### Aim
Return all of the lines below exactly as they are.
━━━━━━━━━━━━━━━━━━━━
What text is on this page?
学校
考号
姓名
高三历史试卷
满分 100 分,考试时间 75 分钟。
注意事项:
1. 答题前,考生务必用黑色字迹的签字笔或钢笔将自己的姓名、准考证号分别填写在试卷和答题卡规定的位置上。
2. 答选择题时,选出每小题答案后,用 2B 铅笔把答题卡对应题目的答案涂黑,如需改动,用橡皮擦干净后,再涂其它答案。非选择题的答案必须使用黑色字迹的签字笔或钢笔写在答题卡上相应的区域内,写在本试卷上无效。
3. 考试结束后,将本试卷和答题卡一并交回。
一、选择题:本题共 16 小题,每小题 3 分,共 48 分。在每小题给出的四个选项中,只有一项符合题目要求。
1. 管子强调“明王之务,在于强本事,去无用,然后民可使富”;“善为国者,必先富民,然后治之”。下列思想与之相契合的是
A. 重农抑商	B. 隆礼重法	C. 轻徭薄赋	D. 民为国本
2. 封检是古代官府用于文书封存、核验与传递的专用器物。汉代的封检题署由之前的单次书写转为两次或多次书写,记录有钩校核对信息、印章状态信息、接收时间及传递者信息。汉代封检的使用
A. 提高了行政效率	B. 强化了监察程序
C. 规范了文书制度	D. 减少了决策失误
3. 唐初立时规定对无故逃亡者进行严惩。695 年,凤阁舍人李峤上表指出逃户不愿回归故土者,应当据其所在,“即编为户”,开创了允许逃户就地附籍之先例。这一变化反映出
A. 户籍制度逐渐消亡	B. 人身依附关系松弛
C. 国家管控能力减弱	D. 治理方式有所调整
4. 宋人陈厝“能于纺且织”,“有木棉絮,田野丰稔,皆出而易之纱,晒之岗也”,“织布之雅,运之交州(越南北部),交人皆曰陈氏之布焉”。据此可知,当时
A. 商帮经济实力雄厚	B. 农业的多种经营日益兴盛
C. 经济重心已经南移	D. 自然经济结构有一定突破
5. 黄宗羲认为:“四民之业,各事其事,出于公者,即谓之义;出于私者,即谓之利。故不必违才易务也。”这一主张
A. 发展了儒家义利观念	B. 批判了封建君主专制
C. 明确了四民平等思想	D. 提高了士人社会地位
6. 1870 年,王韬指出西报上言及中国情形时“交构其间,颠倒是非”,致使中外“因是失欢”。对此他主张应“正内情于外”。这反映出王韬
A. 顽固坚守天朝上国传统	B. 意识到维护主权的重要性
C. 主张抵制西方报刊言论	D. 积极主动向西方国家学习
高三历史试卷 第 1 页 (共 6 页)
━━━━━━━━━━━━━━━━━━━━
### Expected answer
What text is on this page?
学校
考号
姓名
高三历史试卷
满分 100 分,考试时间 75 分钟。
注意事项:
1. 答题前,考生务必用黑色字迹的签字笔或钢笔将自己的姓名、准考证号分别填写在试卷和答题卡规定的位置上。
2. 答选择题时,选出每小题答案后,用 2B 铅笔把答题卡对应题目的答案涂黑,如需改动,用橡皮擦干净后,再涂其它答案。非选择题的答案必须使用黑色字迹的签字笔或钢笔写在答题卡上相应的区域内,写在本试卷上无效。
3. 考试结束后,将本试卷和答题卡一并交回。
一、选择题:本题共 16 小题,每小题 3 分,共 48 分。在每小题给出的四个选项中,只有一项符合题目要求。
1. 管子强调“明王之务,在于强本事,去无用,然后民可使富”;“善为国者,必先富民,然后治之”。下列思想与之相契合的是
A. 重农抑商	B. 隆礼重法	C. 轻徭薄赋	D. 民为国本
2. 封检是古代官府用于文书封存、核验与传递的专用器物。汉代的封检题署由之前的单次书写转为两次或多次书写,记录有钩校核对信息、印章状态信息、接收时间及传递者信息。汉代封检的使用
A. 提高了行政效率	B. 强化了监察程序
C. 规范了文书制度	D. 减少了决策失误
3. 唐初立时规定对无故逃亡者进行严惩。695 年,凤阁舍人李峤上表指出逃户不愿回归故土者,应当据其所在,“即编为户”,开创了允许逃户就地附籍之先例。这一变化反映出
A. 户籍制度逐渐消亡	B. 人身依附关系松弛
C. 国家管控能力减弱	D. 治理方式有所调整
4. 宋人陈厝“能于纺且织”,“有木棉絮,田野丰稔,皆出而易之纱,晒之岗也”,“织布之雅,运之交州(越南北部),交人皆曰陈氏之布焉”。据此可知,当时
A. 商帮经济实力雄厚	B. 农业的多种经营日益兴盛
C. 经济重心已经南移	D. 自然经济结构有一定突破
5. 黄宗羲认为:“四民之业,各事其事,出于公者,即谓之义;出于私者,即谓之利。故不必违才易务也。”这一主张
A. 发展了儒家义利观念	B. 批判了封建君主专制
C. 明确了四民平等思想	D. 提高了士人社会地位
6. 1870 年,王韬指出西报上言及中国情形时“交构其间,颠倒是非”,致使中外“因是失欢”。对此他主张应“正内情于外”。这反映出王韬
A. 顽固坚守天朝上国传统	B. 意识到维护主权的重要性
C. 主张抵制西方报刊言论	D. 积极主动向西方国家学习
高三历史试卷 第 1 页 (共 6 页)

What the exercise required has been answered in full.